**Stated task**
Extract every line that contains the string "verified".

_____

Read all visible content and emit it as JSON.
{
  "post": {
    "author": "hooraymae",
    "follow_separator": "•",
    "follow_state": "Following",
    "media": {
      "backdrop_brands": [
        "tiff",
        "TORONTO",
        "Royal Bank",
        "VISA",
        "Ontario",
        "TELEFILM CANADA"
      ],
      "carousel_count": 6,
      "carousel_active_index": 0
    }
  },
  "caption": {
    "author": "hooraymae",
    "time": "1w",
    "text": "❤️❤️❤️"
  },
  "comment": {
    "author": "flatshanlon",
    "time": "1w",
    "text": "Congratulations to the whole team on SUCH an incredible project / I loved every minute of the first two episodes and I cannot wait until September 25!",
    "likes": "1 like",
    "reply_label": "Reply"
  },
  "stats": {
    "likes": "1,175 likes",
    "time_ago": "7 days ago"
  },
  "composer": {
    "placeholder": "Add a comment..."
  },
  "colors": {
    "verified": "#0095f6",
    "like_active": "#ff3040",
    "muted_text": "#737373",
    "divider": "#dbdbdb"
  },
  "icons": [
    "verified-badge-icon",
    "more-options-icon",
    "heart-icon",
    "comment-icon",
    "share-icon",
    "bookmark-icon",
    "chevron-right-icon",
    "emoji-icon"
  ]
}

_____

**Full solution**
    "verified": "#0095f6",
    "verified-badge-icon",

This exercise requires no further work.